----- Provided entries -----

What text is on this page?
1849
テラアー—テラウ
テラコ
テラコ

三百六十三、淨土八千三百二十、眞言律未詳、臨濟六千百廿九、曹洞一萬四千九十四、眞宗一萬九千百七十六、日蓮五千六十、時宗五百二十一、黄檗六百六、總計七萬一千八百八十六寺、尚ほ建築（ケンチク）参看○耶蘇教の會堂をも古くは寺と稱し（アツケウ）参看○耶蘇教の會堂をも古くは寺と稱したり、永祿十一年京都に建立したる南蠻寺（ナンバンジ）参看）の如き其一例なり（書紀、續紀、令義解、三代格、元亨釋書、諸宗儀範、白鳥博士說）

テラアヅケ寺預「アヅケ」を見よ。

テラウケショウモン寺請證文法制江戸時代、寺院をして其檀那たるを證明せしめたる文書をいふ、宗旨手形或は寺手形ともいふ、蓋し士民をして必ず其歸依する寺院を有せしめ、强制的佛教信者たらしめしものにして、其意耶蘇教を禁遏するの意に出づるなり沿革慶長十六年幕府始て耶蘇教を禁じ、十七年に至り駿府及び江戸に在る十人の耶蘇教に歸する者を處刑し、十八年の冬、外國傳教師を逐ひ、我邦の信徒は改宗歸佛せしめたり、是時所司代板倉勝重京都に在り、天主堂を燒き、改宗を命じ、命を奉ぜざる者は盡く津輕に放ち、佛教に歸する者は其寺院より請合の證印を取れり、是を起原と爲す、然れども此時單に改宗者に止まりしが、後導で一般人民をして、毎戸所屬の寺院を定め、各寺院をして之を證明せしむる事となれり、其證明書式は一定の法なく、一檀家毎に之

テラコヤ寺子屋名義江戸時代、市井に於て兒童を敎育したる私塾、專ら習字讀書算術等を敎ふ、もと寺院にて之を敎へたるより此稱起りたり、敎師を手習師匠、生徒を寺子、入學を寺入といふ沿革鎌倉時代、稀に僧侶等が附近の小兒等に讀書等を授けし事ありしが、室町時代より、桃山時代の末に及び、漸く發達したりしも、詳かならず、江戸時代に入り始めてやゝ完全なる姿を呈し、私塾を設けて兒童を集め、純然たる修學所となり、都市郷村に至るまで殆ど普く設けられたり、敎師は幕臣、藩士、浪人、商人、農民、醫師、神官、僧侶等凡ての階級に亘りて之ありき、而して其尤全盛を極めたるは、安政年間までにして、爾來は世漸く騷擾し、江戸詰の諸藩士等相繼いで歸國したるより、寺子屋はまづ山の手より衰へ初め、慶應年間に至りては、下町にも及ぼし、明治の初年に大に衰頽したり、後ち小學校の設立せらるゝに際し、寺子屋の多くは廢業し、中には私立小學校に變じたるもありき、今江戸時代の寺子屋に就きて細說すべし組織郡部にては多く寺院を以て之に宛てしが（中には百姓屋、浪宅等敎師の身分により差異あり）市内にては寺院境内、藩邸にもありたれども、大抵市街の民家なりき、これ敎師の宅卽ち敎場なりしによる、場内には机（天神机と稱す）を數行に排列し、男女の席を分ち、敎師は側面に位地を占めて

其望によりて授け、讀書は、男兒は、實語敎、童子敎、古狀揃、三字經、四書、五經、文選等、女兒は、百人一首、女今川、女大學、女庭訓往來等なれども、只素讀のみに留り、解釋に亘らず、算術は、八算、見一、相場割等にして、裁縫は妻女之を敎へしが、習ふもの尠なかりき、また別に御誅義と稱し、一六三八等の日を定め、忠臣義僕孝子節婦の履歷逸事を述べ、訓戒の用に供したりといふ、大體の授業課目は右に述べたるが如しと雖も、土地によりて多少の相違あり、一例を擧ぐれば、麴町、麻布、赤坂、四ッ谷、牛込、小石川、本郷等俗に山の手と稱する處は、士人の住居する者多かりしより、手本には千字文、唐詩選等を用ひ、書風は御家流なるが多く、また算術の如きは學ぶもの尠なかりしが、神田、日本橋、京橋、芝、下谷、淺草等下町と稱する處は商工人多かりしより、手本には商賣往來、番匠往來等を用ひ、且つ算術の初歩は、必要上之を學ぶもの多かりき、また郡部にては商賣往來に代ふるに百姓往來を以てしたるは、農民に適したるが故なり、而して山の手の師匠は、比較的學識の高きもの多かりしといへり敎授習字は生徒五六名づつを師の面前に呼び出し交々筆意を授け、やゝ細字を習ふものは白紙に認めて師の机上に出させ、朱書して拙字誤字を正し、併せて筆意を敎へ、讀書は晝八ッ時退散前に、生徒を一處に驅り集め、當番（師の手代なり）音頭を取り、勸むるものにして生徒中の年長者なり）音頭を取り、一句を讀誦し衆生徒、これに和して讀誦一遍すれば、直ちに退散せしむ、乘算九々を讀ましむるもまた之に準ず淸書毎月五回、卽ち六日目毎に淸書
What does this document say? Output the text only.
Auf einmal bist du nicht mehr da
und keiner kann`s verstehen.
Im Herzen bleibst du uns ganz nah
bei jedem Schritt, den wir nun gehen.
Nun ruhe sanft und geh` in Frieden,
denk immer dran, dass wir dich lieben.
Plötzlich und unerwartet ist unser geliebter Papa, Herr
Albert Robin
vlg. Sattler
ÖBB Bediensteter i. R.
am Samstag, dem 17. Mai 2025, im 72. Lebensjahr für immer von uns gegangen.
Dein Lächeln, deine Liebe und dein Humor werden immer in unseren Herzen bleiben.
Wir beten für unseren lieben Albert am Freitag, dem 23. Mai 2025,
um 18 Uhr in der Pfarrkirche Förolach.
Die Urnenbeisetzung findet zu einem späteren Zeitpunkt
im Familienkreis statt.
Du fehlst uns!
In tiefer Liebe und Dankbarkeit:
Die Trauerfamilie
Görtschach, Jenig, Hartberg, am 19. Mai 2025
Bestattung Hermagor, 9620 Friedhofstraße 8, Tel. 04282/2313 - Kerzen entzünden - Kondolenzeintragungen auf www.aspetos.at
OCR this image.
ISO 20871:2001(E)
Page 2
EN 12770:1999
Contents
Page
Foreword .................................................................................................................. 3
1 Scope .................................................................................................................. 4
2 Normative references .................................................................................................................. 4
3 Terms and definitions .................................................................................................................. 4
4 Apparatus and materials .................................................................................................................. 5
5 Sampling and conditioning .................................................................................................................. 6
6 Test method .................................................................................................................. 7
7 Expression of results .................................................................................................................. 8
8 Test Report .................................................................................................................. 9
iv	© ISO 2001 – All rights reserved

-----

*What you are asked to do*:
Pull out and copy each line containing the string "unseren".

*Response to the exercise*:
Dein Lächeln, deine Liebe und dein Humor werden immer in unseren Herzen bleiben.
Wir beten für unseren lieben Albert am Freitag, dem 23. Mai 2025,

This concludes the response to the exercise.